The exercise: Check every line below for the string "pair", and copy the lines that contain it.

--- Start of Excerpted records ---

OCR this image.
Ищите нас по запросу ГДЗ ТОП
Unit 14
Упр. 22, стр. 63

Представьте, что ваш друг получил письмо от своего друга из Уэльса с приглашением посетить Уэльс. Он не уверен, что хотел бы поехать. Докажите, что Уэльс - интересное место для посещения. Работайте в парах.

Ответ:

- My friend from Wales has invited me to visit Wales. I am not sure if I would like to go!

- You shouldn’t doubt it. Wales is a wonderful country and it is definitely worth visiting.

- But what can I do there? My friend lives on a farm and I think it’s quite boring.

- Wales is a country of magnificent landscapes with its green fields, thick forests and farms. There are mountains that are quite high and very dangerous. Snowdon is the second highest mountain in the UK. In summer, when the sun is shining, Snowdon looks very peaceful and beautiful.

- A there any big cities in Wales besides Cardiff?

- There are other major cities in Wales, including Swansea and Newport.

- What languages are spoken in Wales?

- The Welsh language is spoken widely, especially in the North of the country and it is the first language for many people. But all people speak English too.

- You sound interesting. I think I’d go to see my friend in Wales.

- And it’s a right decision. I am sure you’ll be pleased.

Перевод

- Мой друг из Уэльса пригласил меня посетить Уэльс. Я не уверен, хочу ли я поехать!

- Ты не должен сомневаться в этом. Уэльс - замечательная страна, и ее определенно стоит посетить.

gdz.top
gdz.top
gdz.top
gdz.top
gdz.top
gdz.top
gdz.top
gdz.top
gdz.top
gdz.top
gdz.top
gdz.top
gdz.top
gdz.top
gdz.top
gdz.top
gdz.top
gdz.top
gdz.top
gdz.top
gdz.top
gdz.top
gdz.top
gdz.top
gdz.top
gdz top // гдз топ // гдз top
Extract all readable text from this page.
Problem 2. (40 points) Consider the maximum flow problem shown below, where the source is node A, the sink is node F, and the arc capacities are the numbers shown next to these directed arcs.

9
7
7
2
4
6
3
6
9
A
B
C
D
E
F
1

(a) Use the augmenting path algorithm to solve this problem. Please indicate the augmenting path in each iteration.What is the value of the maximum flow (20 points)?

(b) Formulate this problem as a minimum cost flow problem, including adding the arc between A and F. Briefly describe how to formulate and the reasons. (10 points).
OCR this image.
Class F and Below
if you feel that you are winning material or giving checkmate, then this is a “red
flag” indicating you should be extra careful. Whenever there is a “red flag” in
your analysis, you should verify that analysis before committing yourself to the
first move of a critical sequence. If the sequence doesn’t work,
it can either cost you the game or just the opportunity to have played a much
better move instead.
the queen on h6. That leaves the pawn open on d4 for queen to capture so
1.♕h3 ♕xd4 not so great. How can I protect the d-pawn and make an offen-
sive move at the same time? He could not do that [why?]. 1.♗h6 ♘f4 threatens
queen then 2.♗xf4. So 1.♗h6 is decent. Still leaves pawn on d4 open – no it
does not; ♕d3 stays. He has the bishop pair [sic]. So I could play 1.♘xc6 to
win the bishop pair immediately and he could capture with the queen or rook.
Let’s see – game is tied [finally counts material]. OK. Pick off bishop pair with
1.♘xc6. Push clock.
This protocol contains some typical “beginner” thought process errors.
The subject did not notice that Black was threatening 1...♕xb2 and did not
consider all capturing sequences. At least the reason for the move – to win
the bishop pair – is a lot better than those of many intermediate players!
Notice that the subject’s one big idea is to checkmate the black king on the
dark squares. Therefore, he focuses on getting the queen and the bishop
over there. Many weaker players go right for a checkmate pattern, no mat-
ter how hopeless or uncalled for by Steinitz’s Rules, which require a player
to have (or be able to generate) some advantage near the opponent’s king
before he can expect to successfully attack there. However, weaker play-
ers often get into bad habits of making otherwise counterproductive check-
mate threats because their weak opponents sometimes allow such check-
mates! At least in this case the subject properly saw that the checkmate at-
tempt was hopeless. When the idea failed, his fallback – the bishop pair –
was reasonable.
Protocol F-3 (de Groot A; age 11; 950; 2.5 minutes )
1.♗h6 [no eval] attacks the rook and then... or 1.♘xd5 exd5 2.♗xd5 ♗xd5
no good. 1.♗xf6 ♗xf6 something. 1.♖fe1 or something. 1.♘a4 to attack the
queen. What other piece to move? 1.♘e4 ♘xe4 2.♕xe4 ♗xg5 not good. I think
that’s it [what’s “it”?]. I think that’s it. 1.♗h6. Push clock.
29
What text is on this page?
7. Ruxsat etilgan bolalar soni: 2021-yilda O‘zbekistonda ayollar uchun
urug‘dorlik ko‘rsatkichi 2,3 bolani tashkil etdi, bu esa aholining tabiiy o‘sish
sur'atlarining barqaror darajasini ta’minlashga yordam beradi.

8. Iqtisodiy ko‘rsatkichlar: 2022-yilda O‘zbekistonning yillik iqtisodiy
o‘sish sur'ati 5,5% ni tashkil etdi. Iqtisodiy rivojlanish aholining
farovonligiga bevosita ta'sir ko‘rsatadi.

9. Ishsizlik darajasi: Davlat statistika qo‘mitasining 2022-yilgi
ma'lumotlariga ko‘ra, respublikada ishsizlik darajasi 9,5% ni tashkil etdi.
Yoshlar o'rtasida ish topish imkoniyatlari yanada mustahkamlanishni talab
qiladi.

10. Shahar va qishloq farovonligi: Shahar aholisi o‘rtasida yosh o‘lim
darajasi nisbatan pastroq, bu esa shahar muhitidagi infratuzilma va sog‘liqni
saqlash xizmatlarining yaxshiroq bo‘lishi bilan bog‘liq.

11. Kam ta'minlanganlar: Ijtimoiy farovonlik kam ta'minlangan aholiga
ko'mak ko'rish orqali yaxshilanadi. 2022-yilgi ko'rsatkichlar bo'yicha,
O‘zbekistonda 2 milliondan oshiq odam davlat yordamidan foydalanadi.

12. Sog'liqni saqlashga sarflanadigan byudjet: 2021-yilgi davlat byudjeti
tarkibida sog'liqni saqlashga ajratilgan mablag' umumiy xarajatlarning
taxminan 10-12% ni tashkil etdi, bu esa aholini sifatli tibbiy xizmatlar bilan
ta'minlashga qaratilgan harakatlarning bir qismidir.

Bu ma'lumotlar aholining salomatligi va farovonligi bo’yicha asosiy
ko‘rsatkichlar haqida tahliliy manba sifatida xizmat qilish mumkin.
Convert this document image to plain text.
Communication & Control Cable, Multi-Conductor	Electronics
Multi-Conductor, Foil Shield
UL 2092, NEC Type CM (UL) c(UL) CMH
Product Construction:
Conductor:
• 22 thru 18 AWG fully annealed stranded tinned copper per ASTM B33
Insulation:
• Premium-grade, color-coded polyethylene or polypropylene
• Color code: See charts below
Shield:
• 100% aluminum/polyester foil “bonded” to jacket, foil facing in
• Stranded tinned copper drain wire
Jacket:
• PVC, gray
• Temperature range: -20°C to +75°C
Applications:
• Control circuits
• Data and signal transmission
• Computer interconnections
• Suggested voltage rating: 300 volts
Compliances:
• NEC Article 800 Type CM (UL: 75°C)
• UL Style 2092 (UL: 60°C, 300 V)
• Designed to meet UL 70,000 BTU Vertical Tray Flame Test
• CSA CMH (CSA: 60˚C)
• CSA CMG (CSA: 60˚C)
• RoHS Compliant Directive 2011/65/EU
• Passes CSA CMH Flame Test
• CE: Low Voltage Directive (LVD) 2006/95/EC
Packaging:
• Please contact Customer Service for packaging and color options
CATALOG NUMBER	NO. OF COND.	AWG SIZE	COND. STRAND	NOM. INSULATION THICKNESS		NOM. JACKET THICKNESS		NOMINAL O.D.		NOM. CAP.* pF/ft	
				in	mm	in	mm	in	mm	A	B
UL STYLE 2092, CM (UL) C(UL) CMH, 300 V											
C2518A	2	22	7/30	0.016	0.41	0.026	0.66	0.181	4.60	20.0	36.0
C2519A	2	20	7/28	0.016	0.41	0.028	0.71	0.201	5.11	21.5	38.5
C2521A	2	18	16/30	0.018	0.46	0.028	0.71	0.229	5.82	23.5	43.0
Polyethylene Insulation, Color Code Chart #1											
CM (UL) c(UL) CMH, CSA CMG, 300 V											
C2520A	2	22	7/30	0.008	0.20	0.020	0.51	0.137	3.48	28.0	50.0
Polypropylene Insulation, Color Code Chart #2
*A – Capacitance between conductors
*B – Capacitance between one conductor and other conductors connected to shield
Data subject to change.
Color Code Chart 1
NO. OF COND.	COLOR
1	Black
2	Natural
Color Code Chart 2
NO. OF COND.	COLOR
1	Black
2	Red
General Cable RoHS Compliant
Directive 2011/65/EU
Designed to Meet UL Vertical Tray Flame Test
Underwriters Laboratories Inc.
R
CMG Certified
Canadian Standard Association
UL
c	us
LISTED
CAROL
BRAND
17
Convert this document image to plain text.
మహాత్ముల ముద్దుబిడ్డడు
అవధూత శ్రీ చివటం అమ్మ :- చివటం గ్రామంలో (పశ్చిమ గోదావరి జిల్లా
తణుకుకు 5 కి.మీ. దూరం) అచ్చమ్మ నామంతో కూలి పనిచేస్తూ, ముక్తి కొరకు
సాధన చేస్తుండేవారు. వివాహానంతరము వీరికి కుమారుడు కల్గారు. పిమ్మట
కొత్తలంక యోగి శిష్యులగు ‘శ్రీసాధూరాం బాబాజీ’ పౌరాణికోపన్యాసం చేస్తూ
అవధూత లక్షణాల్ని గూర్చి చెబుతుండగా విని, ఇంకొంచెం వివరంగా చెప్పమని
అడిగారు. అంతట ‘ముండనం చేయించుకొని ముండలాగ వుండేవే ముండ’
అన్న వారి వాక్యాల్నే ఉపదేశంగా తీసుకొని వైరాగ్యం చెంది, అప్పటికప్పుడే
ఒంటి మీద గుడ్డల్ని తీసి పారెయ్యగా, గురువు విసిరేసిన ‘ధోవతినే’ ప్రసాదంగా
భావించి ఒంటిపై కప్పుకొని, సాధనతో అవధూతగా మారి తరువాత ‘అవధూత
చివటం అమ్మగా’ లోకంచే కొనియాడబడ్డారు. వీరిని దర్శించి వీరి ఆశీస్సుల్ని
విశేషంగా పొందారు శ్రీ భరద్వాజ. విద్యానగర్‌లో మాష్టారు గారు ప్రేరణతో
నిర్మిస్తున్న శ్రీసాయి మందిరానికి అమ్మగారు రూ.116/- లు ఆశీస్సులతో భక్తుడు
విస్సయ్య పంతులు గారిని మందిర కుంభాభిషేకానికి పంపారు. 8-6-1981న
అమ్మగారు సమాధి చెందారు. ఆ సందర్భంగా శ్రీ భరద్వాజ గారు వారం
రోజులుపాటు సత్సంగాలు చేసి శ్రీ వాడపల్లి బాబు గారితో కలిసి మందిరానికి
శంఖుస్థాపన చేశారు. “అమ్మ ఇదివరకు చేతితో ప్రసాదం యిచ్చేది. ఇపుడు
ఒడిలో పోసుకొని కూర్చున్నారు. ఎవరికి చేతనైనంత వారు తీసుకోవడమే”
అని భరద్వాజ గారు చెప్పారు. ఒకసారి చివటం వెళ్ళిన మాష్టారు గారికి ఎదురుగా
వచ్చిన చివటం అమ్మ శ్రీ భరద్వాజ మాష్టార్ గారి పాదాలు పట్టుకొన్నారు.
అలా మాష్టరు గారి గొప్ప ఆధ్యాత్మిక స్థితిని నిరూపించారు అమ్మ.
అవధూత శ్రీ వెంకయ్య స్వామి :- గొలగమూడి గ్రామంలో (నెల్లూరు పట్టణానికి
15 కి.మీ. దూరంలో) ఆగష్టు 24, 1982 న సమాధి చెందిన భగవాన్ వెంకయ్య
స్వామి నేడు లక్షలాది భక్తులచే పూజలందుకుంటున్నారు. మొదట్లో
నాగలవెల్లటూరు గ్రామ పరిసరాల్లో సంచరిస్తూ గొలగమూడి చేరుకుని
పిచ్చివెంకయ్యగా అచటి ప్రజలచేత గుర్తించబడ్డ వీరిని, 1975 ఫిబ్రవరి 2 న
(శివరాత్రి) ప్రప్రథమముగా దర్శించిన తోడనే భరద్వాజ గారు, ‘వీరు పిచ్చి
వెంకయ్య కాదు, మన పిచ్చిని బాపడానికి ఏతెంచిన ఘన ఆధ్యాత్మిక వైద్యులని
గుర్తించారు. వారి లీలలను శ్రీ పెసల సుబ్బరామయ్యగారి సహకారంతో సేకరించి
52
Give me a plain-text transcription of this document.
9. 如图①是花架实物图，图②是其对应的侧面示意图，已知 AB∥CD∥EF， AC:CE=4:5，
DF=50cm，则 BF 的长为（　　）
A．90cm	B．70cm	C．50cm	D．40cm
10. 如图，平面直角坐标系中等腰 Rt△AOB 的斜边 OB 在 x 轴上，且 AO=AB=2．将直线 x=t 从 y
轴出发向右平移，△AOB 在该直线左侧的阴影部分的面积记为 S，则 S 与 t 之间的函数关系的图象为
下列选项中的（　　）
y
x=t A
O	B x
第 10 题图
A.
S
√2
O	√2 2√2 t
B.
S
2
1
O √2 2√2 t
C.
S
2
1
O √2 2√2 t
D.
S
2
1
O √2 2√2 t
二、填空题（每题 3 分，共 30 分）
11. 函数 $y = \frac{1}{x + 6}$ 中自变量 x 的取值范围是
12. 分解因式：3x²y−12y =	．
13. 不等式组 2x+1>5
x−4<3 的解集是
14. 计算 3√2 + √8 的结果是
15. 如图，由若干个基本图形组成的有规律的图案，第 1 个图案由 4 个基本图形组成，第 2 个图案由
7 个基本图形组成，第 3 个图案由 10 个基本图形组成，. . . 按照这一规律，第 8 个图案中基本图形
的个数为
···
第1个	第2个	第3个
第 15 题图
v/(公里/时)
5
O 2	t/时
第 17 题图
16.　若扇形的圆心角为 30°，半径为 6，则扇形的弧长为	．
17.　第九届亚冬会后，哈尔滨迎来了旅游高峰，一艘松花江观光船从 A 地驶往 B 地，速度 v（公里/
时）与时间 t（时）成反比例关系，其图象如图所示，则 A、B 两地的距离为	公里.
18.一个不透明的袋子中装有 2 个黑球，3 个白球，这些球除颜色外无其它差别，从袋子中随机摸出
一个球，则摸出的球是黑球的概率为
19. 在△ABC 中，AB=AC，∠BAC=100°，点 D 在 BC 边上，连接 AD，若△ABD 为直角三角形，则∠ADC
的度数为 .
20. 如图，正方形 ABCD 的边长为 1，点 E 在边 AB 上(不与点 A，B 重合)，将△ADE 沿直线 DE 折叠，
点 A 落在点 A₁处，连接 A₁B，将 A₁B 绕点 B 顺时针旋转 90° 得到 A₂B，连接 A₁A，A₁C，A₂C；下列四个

--- End of Excerpted records ---

Complete response:
does not; ♕d3 stays. He has the bishop pair [sic]. So I could play 1.♘xc6 to
win the bishop pair immediately and he could capture with the queen or rook.
Let’s see – game is tied [finally counts material]. OK. Pick off bishop pair with
the bishop pair – is a lot better than those of many intermediate players!
tempt was hopeless. When the idea failed, his fallback – the bishop pair –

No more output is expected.